Erzählverse: Der Blankvers (14)

Der folgende Text stammt von Jacob Julius David. Laut Überschrift ist es ein Märchen, aber selbst für ein Märchen kommt der Text sehr versponnen daher – eine ganz eigenartige, ferne Stimmung, die hier vermittelt wird … Ein ziemlicher Unterschied zu Fontanes Text aus dem letzten Beitrag, und spannend zu sehen, wie sich der Blankvers schlägt angesichts dieser Aufgabe!

 

Märchen

Alltäglich aber, so um Mittagszeit,
Stand erst die Sonne hoch und wirkte heftig,
Durchzog sie also die verfemte Stadt.
Sie selbst war sich Geleit; und weiße Hüllen
Umflossen ihre makellose Schönheit,
Ihr Kleid war dünn und ihrer Glieder Pracht
Schien ganz hindurch. So dringt der Wolken Ziehen
Des Vollmonds Leuchten durch.
Und ihre Füße,
Ganz bar und schimmernd, edles Elfenbein;
Sie setzte sich bedächtig, Schritt vor Schritt,
In feierlichem Rhythmus trat sie her:
Und ihr entgegen drängte sich das Moos
Von alten Stämmen, überzog den Boden
Mit allergrünstem, schmeichelnd weichem Teppich;
In ihren Stapfen tat das blaue Veilchen
Die Kinderaugen auf und staunt ihr nach,
Und weißer Anemonen zarte Seelchen
Erzitterten im Wind.

= = = = =

ZIEL DER AUFGABE:
Entscheiden Sie, ob die folgenden Aussagen zum Textauszug zutreffen, und belegen Sie jede Antwort mit den entscheidenden Worten des Textes.
1. Der Text von Jacob Julius David ist laut Überschrift ein Märchen.
2. Sie durchzieht die verfemte Stadt am Abend.
3. Ihr Kleid ist dünn.

= = = = =

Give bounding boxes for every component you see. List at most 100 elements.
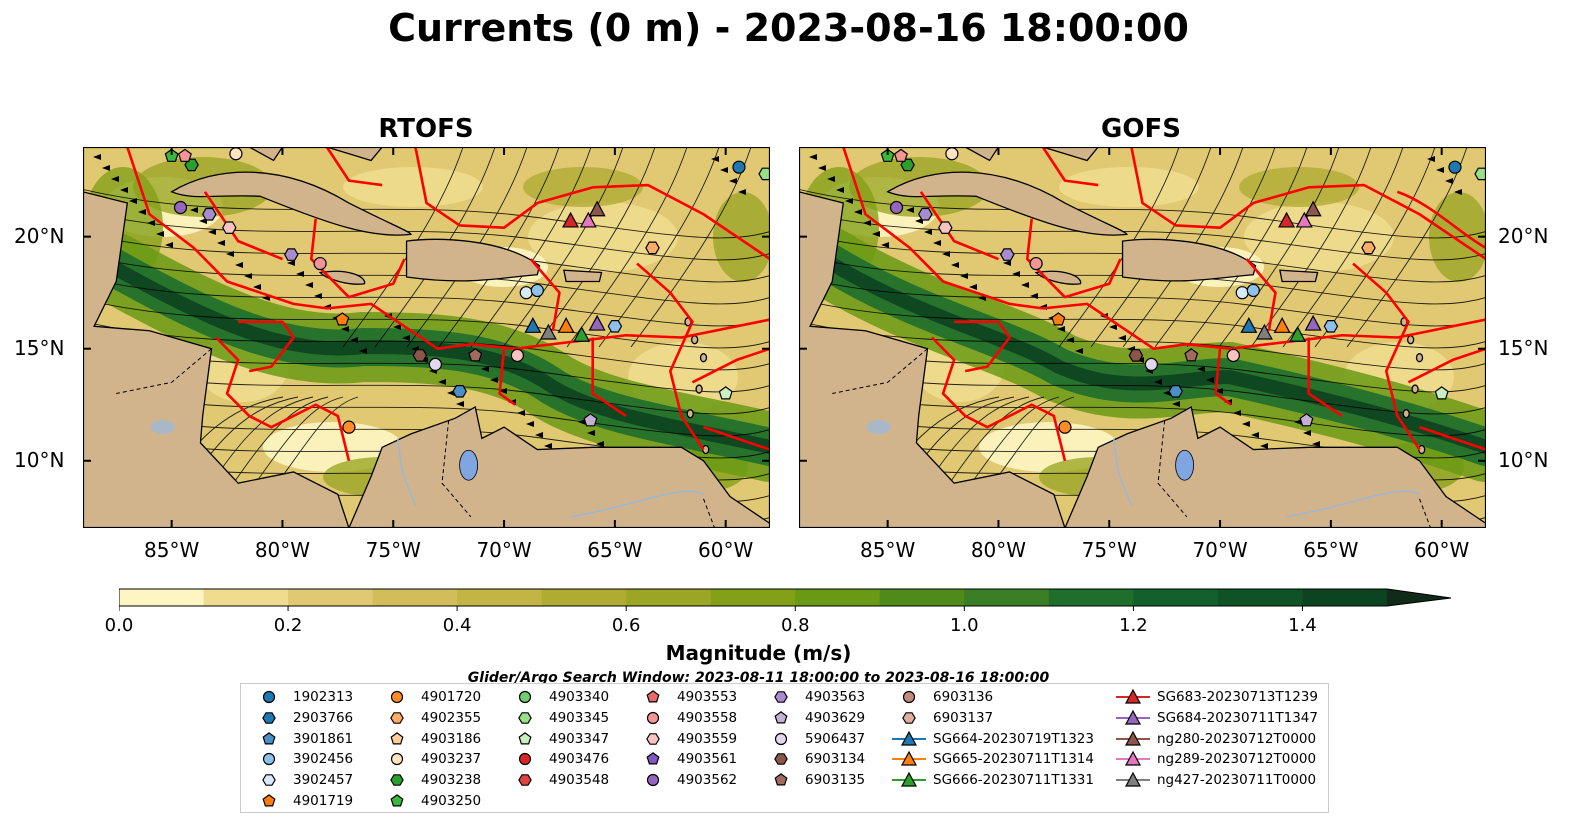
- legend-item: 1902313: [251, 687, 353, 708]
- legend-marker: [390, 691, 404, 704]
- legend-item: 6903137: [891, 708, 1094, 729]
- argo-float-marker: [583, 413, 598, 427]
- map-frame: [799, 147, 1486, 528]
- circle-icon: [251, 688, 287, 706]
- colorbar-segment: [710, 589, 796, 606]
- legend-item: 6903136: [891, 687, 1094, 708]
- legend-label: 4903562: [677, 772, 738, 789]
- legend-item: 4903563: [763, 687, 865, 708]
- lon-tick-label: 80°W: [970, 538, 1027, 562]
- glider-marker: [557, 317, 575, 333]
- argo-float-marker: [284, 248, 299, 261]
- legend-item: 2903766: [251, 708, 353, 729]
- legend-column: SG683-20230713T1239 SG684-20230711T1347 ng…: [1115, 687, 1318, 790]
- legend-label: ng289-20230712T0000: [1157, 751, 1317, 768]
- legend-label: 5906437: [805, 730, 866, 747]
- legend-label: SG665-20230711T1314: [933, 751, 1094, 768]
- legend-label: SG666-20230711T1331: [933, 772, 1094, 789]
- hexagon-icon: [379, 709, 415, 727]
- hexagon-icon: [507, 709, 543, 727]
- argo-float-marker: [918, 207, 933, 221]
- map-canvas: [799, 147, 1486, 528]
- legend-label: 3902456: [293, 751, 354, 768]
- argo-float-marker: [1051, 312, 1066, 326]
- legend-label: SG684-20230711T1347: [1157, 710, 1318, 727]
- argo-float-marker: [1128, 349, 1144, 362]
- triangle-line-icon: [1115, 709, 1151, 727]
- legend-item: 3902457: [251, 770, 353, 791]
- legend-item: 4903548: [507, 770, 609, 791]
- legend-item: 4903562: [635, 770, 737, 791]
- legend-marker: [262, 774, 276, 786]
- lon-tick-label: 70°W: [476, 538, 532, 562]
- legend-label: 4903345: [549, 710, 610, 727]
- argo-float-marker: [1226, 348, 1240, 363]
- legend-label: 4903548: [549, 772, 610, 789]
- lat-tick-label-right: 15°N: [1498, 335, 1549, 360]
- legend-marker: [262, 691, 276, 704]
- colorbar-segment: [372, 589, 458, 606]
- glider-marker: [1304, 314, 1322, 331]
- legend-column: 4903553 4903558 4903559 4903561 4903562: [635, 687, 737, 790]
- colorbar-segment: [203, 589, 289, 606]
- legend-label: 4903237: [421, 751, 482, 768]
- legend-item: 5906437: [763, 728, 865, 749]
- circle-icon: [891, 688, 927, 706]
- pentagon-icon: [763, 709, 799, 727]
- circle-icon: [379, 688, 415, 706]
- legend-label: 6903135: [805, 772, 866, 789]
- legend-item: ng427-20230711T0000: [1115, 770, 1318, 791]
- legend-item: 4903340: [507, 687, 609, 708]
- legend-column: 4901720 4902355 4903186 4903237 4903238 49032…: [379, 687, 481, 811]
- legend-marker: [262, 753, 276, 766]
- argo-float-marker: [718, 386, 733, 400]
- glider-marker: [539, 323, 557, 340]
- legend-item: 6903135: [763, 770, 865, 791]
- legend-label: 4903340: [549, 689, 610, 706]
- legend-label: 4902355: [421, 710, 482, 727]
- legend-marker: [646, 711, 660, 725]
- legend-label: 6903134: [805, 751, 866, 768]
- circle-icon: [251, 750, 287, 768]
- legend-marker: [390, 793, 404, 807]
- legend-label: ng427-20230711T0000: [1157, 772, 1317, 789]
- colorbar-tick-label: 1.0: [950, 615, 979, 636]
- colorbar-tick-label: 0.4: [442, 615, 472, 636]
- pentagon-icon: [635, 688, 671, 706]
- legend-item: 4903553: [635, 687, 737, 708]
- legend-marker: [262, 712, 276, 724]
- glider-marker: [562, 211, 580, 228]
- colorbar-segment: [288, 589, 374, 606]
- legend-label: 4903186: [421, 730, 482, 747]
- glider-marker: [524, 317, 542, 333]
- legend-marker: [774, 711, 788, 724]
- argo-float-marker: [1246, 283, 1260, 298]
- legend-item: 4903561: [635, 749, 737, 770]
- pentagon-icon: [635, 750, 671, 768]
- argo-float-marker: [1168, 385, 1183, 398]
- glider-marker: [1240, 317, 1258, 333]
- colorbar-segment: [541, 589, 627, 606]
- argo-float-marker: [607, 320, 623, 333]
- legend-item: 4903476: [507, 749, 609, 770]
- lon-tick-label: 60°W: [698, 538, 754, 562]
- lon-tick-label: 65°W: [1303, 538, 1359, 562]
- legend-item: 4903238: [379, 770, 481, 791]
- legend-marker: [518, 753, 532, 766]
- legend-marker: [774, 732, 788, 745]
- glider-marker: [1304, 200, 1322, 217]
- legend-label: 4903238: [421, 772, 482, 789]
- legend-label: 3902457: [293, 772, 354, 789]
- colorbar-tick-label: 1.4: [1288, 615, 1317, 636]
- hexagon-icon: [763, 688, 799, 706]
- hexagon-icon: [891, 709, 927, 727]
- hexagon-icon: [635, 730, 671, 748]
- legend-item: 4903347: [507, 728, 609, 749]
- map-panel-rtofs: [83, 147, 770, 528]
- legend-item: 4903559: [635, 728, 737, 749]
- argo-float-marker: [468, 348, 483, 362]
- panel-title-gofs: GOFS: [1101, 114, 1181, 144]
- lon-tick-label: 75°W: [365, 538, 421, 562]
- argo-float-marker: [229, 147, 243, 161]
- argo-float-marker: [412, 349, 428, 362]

= = = = =

ERGEBNIS DER AUFGABE:
1. Ja: „Laut Überschrift ist es ein Märchen“
2. Nein: „so um Mittagszeit“
3. Ja: „Ihr Kleid war dünn“